### Task requirements:
Hunt for the word "data" across the entries below, copying each line that holds it.

### Records for the task:
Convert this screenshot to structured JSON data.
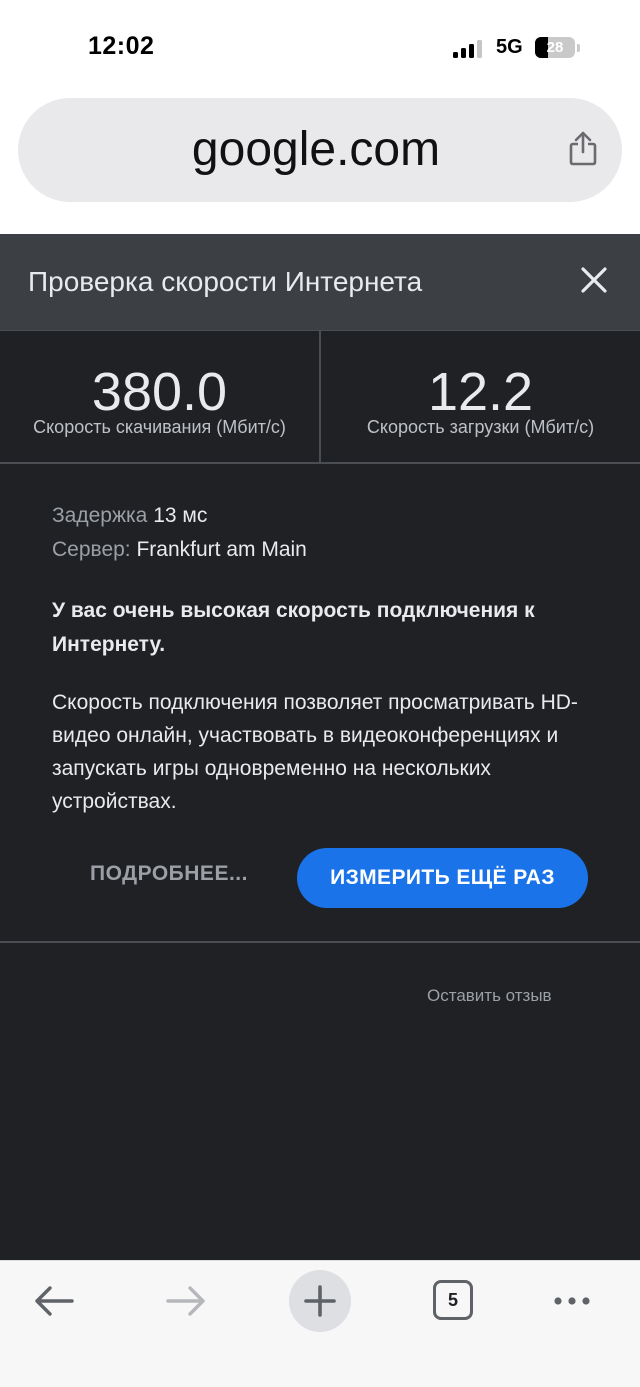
{
  "status_bar": {
    "time": "12:02",
    "network": "5G",
    "battery_level": "28"
  },
  "url_bar": {
    "url": "google.com",
    "share_icon": "share-icon"
  },
  "speed_test": {
    "title": "Проверка скорости Интернета",
    "close_icon": "close-icon",
    "download": {
      "value": "380.0",
      "label": "Скорость скачивания (Мбит/с)"
    },
    "upload": {
      "value": "12.2",
      "label": "Скорость загрузки (Мбит/с)"
    },
    "latency": {
      "key": "Задержка",
      "value": "13 мс"
    },
    "server": {
      "key": "Сервер:",
      "value": "Frankfurt am Main"
    },
    "verdict": "У вас очень высокая скорость подключения к Интернету.",
    "description": "Скорость подключения позволяет просматривать HD-видео онлайн, участвовать в видеоконференциях и запускать игры одновременно на нескольких устройствах.",
    "more_label": "ПОДРОБНЕЕ...",
    "retest_label": "ИЗМЕРИТЬ ЕЩЁ РАЗ",
    "feedback_label": "Оставить отзыв"
  },
  "toolbar": {
    "tab_count": "5",
    "icons": [
      "back-arrow-icon",
      "forward-arrow-icon",
      "plus-icon",
      "tabs-icon",
      "more-dots-icon"
    ]
  },
  "colors": {
    "panel_bg": "#202124",
    "header_bg": "#3c3f43",
    "accent": "#1a73e8"
  }
}
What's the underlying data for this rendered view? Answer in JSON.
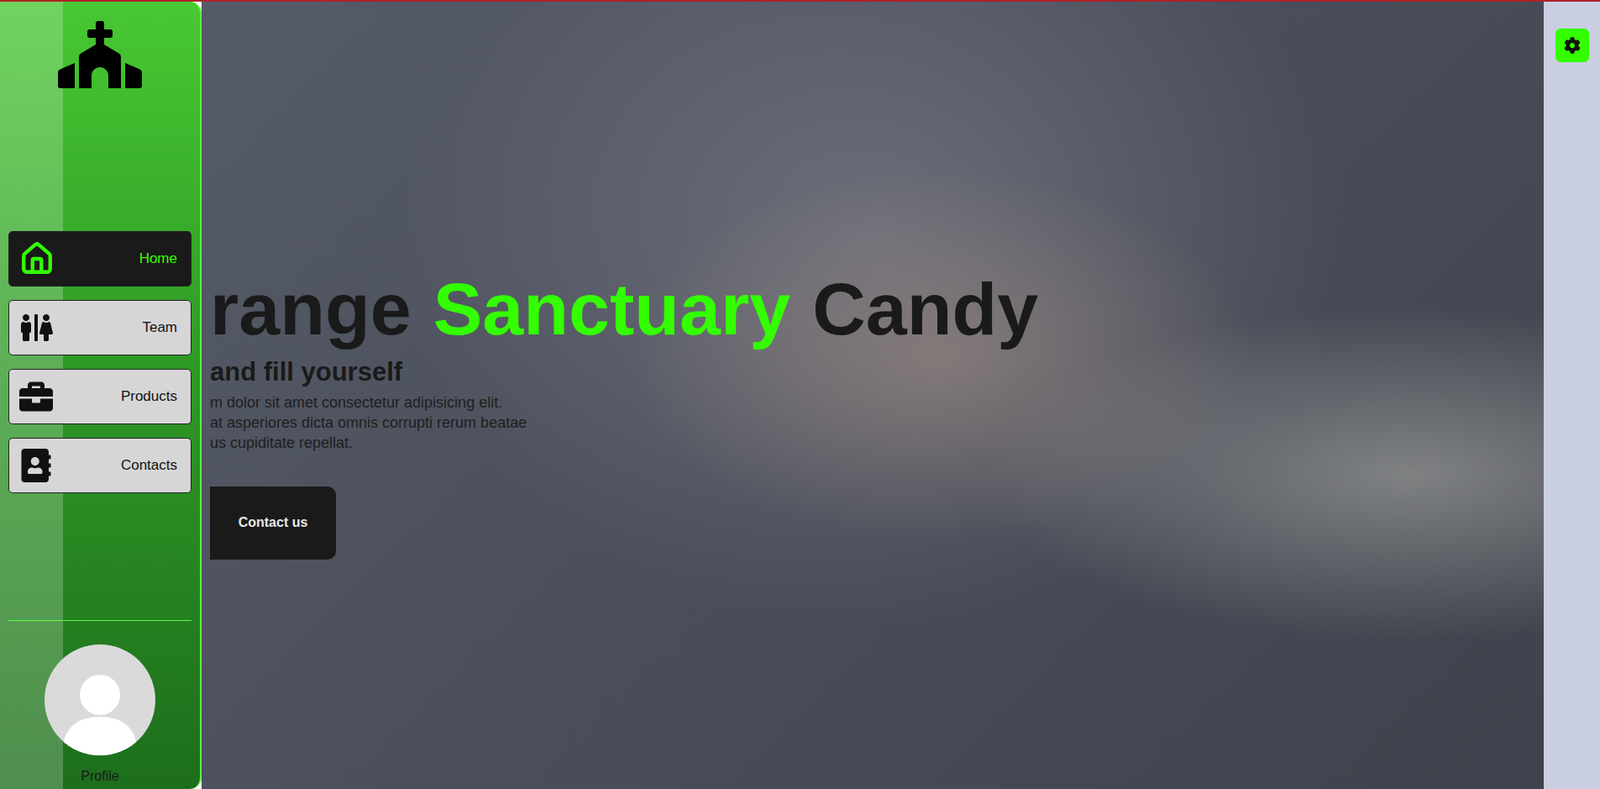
{
  "sidebar": {
    "items": [
      {
        "label": "Home",
        "selected": true
      },
      {
        "label": "Team",
        "selected": false
      },
      {
        "label": "Products",
        "selected": false
      },
      {
        "label": "Contacts",
        "selected": false
      }
    ],
    "profile": {
      "label": "Profile"
    }
  },
  "hero": {
    "title": [
      {
        "text": "range",
        "color": "#1a1a1a"
      },
      {
        "text": "Sanctuary",
        "color": "#33ff00"
      },
      {
        "text": "Candy",
        "color": "#1a1a1a"
      }
    ],
    "subtitle": "and fill yourself",
    "paragraph": [
      "m dolor sit amet consectetur adipisicing elit.",
      "at asperiores dicta omnis corrupti rerum beatae",
      "us cupiditate repellat."
    ],
    "button": "Contact us"
  }
}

### Task response:
Convert this screenshot to structured JSON data.
What's the underlying data for this rendered view? Answer in JSON.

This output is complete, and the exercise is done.